*ENTRIES*.

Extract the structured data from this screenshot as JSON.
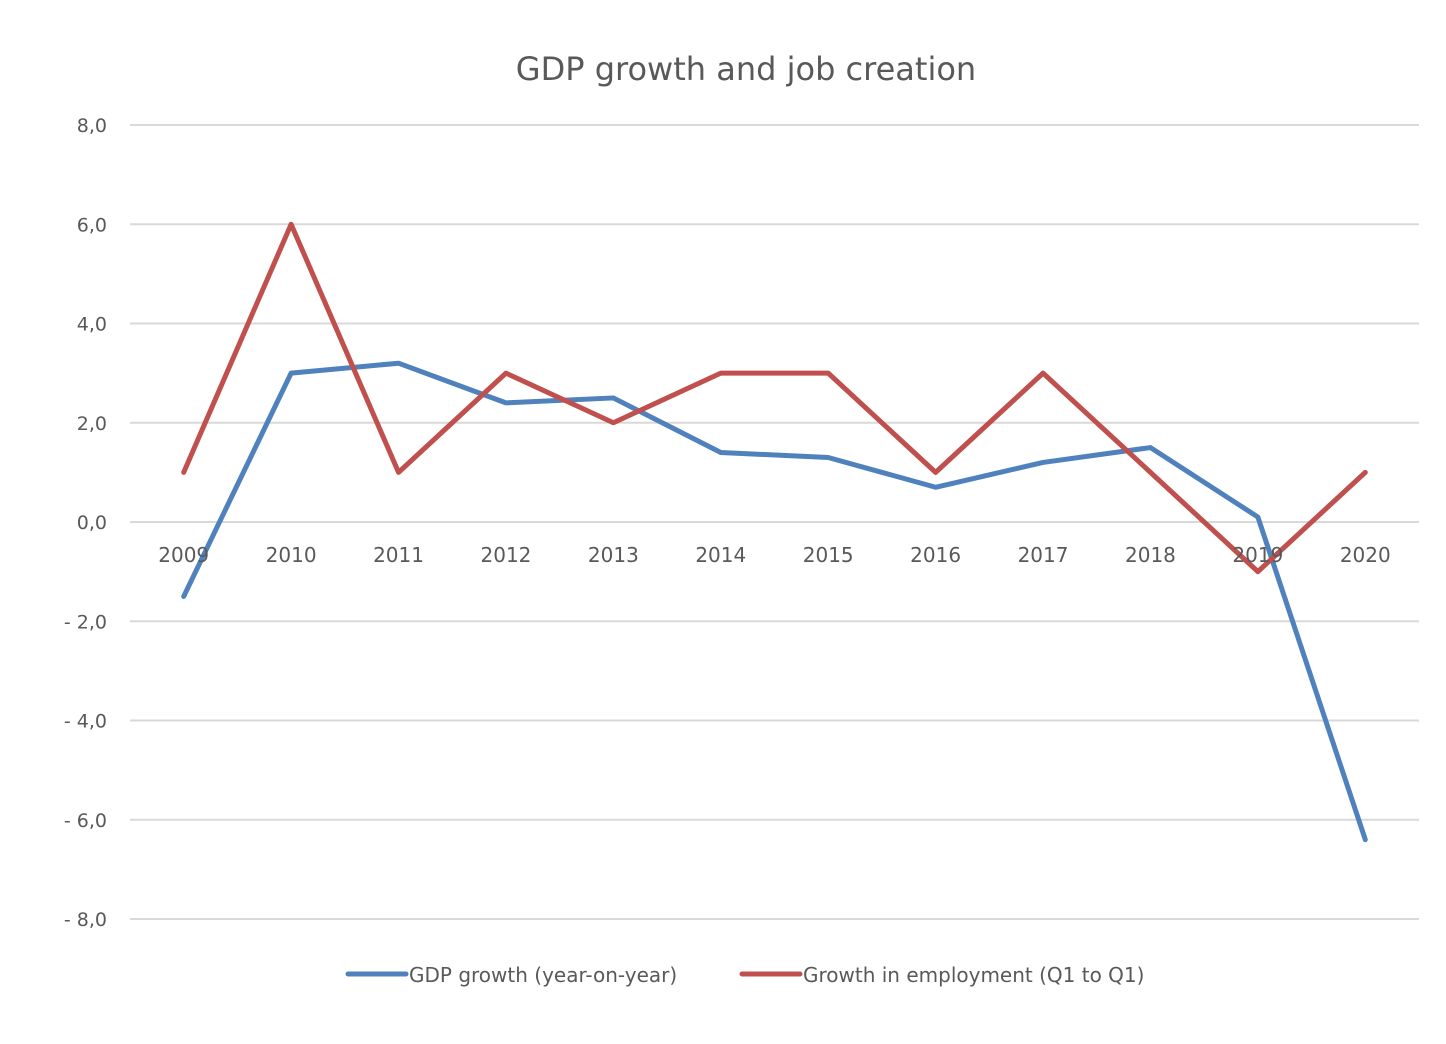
{
  "chart_data": {
    "type": "line",
    "title": "GDP growth and job creation",
    "xlabel": "",
    "ylabel": "",
    "categories": [
      "2009",
      "2010",
      "2011",
      "2012",
      "2013",
      "2014",
      "2015",
      "2016",
      "2017",
      "2018",
      "2019",
      "2020"
    ],
    "ylim": [
      -8,
      8
    ],
    "yticks": [
      8,
      6,
      4,
      2,
      0,
      -2,
      -4,
      -6,
      -8
    ],
    "ytick_labels": [
      "8,0",
      "6,0",
      "4,0",
      "2,0",
      "0,0",
      "- 2,0",
      "- 4,0",
      "- 6,0",
      "- 8,0"
    ],
    "grid": true,
    "legend_position": "bottom",
    "series": [
      {
        "name": "GDP growth (year-on-year)",
        "color": "#4F81BD",
        "values": [
          -1.5,
          3.0,
          3.2,
          2.4,
          2.5,
          1.4,
          1.3,
          0.7,
          1.2,
          1.5,
          0.1,
          -6.4
        ]
      },
      {
        "name": "Growth in employment (Q1 to Q1)",
        "color": "#C0504D",
        "values": [
          1.0,
          6.0,
          1.0,
          3.0,
          2.0,
          3.0,
          3.0,
          1.0,
          3.0,
          1.0,
          -1.0,
          1.0
        ]
      }
    ]
  }
}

*TASK DETAILS*. Transcribe all of the entries word for word, but skip any pictures they contain.

*ANSWER BELOW*.
Extract the structured data from this screenshot as JSON.
{
  "chart_data": {
    "type": "line",
    "title": "GDP growth and job creation",
    "xlabel": "",
    "ylabel": "",
    "categories": [
      "2009",
      "2010",
      "2011",
      "2012",
      "2013",
      "2014",
      "2015",
      "2016",
      "2017",
      "2018",
      "2019",
      "2020"
    ],
    "ylim": [
      -8,
      8
    ],
    "yticks": [
      8,
      6,
      4,
      2,
      0,
      -2,
      -4,
      -6,
      -8
    ],
    "ytick_labels": [
      "8,0",
      "6,0",
      "4,0",
      "2,0",
      "0,0",
      "- 2,0",
      "- 4,0",
      "- 6,0",
      "- 8,0"
    ],
    "grid": true,
    "legend_position": "bottom",
    "series": [
      {
        "name": "GDP growth (year-on-year)",
        "color": "#4F81BD",
        "values": [
          -1.5,
          3.0,
          3.2,
          2.4,
          2.5,
          1.4,
          1.3,
          0.7,
          1.2,
          1.5,
          0.1,
          -6.4
        ]
      },
      {
        "name": "Growth in employment (Q1 to Q1)",
        "color": "#C0504D",
        "values": [
          1.0,
          6.0,
          1.0,
          3.0,
          2.0,
          3.0,
          3.0,
          1.0,
          3.0,
          1.0,
          -1.0,
          1.0
        ]
      }
    ]
  }
}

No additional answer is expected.